Dataset items:
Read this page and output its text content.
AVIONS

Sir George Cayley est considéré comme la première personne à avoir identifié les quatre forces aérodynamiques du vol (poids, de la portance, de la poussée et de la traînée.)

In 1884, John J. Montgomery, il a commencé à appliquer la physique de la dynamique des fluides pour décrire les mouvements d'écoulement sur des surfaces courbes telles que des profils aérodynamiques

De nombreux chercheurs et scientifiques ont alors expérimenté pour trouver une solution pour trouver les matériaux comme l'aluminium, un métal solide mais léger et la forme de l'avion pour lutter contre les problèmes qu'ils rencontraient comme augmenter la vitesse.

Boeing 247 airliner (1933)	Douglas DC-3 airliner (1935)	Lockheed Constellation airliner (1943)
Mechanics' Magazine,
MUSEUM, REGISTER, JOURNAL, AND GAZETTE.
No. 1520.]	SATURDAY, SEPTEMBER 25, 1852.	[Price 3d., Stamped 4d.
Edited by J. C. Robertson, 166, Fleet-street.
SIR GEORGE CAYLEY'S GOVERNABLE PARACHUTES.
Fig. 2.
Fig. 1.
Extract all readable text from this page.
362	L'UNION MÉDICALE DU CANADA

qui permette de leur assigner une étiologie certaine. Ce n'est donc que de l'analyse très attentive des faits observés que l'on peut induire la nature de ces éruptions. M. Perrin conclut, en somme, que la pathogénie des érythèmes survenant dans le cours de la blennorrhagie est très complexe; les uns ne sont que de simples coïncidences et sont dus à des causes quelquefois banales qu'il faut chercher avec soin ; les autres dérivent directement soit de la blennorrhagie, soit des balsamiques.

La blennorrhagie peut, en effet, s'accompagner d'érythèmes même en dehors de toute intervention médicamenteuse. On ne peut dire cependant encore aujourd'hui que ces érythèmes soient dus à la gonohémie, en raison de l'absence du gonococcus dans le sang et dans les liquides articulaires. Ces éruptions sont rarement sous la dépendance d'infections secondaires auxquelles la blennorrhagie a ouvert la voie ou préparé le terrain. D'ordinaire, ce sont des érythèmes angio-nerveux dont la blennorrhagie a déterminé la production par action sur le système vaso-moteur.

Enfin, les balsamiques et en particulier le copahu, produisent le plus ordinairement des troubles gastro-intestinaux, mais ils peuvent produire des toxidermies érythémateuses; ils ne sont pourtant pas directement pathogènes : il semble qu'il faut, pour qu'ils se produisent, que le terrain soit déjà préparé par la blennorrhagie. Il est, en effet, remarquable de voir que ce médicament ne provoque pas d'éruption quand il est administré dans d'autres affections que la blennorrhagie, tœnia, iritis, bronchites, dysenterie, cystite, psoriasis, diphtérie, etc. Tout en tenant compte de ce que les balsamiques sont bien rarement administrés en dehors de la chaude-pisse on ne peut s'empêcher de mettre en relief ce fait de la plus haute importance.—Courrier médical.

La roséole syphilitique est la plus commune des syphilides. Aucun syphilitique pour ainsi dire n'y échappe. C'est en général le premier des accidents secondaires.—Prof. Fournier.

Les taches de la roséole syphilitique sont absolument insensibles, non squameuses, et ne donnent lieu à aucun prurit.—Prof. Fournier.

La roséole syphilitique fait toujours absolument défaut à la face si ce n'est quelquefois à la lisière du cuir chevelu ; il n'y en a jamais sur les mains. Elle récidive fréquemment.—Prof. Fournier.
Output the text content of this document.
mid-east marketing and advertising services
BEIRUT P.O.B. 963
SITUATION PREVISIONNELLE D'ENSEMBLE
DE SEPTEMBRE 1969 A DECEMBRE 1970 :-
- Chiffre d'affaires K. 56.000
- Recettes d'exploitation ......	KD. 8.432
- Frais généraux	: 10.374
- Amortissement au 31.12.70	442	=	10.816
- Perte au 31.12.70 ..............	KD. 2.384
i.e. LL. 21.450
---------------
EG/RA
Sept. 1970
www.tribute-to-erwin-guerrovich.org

What you will do: Repeat only what runs from the line holding "Output the text content of this document." to the end of the data, keeping every line exactly as written, first and last included.

Written reply:
Output the text content of this document.
mid-east marketing and advertising services
BEIRUT P.O.B. 963
SITUATION PREVISIONNELLE D'ENSEMBLE
DE SEPTEMBRE 1969 A DECEMBRE 1970 :-
- Chiffre d'affaires K. 56.000
- Recettes d'exploitation ......	KD. 8.432
- Frais généraux	: 10.374
- Amortissement au 31.12.70	442	=	10.816
- Perte au 31.12.70 ..............	KD. 2.384
i.e. LL. 21.450
---------------
EG/RA
Sept. 1970
www.tribute-to-erwin-guerrovich.org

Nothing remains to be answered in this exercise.